**Job**. Reproduce the entries exactly.

Entries from a dataset:
▬▬▬▬▬▬▬▬▬▬

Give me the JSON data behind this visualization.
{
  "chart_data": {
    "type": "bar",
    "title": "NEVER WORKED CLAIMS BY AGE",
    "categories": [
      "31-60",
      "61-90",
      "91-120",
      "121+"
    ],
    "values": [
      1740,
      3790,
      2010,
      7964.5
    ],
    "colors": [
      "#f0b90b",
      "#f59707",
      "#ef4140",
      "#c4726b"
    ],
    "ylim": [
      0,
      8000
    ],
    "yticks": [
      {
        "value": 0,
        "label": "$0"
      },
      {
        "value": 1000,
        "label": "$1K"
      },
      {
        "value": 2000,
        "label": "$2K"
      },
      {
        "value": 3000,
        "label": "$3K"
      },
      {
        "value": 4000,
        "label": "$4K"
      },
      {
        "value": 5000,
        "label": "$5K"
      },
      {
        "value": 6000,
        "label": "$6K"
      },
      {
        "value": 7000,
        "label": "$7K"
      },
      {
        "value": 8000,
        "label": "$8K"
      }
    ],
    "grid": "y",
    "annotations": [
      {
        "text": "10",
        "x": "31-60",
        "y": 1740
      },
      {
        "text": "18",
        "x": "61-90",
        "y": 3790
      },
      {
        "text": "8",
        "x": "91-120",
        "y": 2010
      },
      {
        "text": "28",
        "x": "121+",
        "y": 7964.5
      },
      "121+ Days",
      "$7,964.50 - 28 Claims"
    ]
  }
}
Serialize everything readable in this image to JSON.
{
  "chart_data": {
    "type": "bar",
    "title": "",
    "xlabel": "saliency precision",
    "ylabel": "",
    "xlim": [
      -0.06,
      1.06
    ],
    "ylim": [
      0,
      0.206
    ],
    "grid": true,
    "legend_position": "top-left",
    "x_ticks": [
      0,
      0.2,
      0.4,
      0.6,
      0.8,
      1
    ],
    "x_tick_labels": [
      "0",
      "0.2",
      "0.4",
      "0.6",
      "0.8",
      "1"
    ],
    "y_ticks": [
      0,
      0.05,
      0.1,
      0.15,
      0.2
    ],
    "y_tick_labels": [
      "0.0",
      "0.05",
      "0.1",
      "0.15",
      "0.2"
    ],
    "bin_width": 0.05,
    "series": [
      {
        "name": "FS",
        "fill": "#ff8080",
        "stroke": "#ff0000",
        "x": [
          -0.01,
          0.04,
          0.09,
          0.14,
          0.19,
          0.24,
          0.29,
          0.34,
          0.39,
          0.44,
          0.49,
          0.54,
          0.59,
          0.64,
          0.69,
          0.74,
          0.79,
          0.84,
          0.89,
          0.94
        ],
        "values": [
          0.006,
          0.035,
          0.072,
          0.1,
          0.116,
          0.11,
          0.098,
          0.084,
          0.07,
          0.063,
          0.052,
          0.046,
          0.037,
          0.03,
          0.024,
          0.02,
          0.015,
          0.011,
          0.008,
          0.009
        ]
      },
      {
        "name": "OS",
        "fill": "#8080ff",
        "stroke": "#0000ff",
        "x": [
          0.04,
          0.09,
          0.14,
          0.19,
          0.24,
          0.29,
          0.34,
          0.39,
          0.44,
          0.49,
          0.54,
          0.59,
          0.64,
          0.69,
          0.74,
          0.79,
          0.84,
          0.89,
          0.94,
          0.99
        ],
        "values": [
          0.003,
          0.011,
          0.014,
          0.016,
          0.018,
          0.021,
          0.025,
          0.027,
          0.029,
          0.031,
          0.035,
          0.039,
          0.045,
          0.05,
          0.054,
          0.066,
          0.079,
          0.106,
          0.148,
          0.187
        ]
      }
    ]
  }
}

▬▬▬▬▬▬▬▬▬▬

**Result**.
Give me the JSON data behind this visualization.
{
  "chart_data": {
    "type": "bar",
    "title": "NEVER WORKED CLAIMS BY AGE",
    "categories": [
      "31-60",
      "61-90",
      "91-120",
      "121+"
    ],
    "values": [
      1740,
      3790,
      2010,
      7964.5
    ],
    "colors": [
      "#f0b90b",
      "#f59707",
      "#ef4140",
      "#c4726b"
    ],
    "ylim": [
      0,
      8000
    ],
    "yticks": [
      {
        "value": 0,
        "label": "$0"
      },
      {
        "value": 1000,
        "label": "$1K"
      },
      {
        "value": 2000,
        "label": "$2K"
      },
      {
        "value": 3000,
        "label": "$3K"
      },
      {
        "value": 4000,
        "label": "$4K"
      },
      {
        "value": 5000,
        "label": "$5K"
      },
      {
        "value": 6000,
        "label": "$6K"
      },
      {
        "value": 7000,
        "label": "$7K"
      },
      {
        "value": 8000,
        "label": "$8K"
      }
    ],
    "grid": "y",
    "annotations": [
      {
        "text": "10",
        "x": "31-60",
        "y": 1740
      },
      {
        "text": "18",
        "x": "61-90",
        "y": 3790
      },
      {
        "text": "8",
        "x": "91-120",
        "y": 2010
      },
      {
        "text": "28",
        "x": "121+",
        "y": 7964.5
      },
      "121+ Days",
      "$7,964.50 - 28 Claims"
    ]
  }
}
Serialize everything readable in this image to JSON.
{
  "chart_data": {
    "type": "bar",
    "title": "",
    "xlabel": "saliency precision",
    "ylabel": "",
    "xlim": [
      -0.06,
      1.06
    ],
    "ylim": [
      0,
      0.206
    ],
    "grid": true,
    "legend_position": "top-left",
    "x_ticks": [
      0,
      0.2,
      0.4,
      0.6,
      0.8,
      1
    ],
    "x_tick_labels": [
      "0",
      "0.2",
      "0.4",
      "0.6",
      "0.8",
      "1"
    ],
    "y_ticks": [
      0,
      0.05,
      0.1,
      0.15,
      0.2
    ],
    "y_tick_labels": [
      "0.0",
      "0.05",
      "0.1",
      "0.15",
      "0.2"
    ],
    "bin_width": 0.05,
    "series": [
      {
        "name": "FS",
        "fill": "#ff8080",
        "stroke": "#ff0000",
        "x": [
          -0.01,
          0.04,
          0.09,
          0.14,
          0.19,
          0.24,
          0.29,
          0.34,
          0.39,
          0.44,
          0.49,
          0.54,
          0.59,
          0.64,
          0.69,
          0.74,
          0.79,
          0.84,
          0.89,
          0.94
        ],
        "values": [
          0.006,
          0.035,
          0.072,
          0.1,
          0.116,
          0.11,
          0.098,
          0.084,
          0.07,
          0.063,
          0.052,
          0.046,
          0.037,
          0.03,
          0.024,
          0.02,
          0.015,
          0.011,
          0.008,
          0.009
        ]
      },
      {
        "name": "OS",
        "fill": "#8080ff",
        "stroke": "#0000ff",
        "x": [
          0.04,
          0.09,
          0.14,
          0.19,
          0.24,
          0.29,
          0.34,
          0.39,
          0.44,
          0.49,
          0.54,
          0.59,
          0.64,
          0.69,
          0.74,
          0.79,
          0.84,
          0.89,
          0.94,
          0.99
        ],
        "values": [
          0.003,
          0.011,
          0.014,
          0.016,
          0.018,
          0.021,
          0.025,
          0.027,
          0.029,
          0.031,
          0.035,
          0.039,
          0.045,
          0.05,
          0.054,
          0.066,
          0.079,
          0.106,
          0.148,
          0.187
        ]
      }
    ]
  }
}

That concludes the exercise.